| SET TASK |
Identify the lines that contain the word "adversary" and copy each one.

[Saved entries]
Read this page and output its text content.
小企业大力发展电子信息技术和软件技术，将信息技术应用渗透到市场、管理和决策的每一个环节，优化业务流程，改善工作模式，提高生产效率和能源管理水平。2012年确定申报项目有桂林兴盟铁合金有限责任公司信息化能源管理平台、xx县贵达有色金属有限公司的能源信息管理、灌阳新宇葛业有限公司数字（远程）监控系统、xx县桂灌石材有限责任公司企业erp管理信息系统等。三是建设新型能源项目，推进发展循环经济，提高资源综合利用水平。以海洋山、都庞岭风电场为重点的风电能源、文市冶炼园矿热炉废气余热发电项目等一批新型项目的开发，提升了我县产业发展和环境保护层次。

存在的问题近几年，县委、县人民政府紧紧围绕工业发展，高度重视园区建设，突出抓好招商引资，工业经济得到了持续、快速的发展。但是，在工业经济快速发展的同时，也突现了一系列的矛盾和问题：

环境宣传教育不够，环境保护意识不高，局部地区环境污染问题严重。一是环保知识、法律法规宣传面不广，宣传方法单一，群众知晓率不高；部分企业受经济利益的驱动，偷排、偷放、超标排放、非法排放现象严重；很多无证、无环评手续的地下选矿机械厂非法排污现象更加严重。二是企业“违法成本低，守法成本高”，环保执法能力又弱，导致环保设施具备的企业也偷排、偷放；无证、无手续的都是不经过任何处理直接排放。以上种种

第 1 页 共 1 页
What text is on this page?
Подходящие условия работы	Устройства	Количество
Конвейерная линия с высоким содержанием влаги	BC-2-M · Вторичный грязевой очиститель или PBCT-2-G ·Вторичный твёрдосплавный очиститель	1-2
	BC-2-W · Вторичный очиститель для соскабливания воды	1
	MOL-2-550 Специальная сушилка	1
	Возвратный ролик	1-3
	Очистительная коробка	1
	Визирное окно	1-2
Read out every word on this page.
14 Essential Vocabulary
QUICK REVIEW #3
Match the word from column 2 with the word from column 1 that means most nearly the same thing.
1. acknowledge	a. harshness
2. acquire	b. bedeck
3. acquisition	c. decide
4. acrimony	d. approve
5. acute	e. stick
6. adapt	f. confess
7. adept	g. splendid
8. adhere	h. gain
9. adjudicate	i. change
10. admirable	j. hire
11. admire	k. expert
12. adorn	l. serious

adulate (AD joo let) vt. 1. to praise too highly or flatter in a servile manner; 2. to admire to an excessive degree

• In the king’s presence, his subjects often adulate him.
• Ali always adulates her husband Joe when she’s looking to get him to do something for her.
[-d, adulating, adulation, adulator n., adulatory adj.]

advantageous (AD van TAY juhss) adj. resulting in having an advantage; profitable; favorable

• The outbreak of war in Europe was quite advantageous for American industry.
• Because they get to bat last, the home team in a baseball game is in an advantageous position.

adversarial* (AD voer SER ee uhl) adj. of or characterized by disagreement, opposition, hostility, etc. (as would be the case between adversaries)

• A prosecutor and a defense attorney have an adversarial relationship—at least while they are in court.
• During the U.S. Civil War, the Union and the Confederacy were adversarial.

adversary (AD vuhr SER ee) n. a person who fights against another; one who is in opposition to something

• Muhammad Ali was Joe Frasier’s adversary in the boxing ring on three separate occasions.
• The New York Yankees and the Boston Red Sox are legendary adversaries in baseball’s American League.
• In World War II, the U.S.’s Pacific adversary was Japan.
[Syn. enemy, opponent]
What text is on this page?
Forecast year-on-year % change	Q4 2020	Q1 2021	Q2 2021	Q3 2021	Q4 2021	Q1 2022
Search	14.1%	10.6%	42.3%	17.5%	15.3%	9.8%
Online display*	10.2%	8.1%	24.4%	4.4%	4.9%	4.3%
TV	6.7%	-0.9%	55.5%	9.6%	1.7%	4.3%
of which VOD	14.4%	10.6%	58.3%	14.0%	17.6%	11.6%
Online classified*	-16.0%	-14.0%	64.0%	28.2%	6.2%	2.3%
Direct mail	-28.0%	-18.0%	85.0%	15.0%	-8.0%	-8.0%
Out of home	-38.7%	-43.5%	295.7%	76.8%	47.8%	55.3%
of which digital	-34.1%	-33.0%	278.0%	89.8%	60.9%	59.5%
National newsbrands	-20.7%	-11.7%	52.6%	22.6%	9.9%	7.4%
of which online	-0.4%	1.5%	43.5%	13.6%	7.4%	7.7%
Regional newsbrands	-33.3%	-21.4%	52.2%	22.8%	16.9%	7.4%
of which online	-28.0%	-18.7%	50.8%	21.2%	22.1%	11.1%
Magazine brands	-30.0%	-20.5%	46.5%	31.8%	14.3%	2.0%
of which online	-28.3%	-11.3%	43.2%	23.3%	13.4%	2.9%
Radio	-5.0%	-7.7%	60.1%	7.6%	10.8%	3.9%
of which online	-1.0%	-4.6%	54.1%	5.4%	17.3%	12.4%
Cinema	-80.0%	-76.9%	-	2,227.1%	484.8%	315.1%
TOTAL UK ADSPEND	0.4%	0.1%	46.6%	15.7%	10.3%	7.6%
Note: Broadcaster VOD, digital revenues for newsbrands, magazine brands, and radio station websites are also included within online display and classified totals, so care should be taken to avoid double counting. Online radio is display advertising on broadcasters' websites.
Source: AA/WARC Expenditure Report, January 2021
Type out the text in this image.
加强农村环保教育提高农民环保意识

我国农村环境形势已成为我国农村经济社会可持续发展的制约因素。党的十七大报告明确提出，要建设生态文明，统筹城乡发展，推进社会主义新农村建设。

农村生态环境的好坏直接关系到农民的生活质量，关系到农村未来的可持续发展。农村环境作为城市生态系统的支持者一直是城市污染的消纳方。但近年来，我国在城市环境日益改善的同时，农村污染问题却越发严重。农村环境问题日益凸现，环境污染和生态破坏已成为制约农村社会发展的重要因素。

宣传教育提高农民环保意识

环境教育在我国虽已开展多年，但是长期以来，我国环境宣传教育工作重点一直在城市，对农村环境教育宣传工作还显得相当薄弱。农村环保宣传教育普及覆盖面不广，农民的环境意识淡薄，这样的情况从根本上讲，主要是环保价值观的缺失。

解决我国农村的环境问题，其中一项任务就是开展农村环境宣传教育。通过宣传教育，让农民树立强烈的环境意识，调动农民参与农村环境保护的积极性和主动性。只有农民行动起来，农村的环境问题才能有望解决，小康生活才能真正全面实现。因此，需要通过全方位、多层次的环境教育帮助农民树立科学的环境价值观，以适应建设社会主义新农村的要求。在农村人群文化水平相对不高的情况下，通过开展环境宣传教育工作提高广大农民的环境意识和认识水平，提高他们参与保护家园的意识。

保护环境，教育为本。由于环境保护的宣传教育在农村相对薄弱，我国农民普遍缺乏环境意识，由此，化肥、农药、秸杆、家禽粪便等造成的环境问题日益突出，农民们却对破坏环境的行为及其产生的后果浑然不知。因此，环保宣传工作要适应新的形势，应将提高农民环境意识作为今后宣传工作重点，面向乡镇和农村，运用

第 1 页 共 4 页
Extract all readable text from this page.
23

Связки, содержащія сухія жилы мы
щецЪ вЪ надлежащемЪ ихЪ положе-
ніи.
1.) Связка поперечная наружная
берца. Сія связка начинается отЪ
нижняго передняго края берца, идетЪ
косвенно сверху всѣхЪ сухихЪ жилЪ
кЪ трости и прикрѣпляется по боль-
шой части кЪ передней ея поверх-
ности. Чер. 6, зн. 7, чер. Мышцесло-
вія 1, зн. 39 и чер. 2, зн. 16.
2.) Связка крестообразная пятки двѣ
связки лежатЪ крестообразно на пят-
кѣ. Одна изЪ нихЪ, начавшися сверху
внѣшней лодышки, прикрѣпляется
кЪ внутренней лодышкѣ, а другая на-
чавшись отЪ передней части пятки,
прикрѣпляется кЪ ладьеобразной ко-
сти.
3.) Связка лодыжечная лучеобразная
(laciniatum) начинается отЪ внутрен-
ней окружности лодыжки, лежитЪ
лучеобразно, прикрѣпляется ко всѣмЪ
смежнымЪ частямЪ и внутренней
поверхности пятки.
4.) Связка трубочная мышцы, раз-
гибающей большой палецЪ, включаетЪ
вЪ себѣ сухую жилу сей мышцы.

| COMPLETED EXERCISE |
adversary (AD vuhr SER ee) n. a person who fights against another; one who is in opposition to something
• Muhammad Ali was Joe Frasier’s adversary in the boxing ring on three separate occasions.
• In World War II, the U.S.’s Pacific adversary was Japan.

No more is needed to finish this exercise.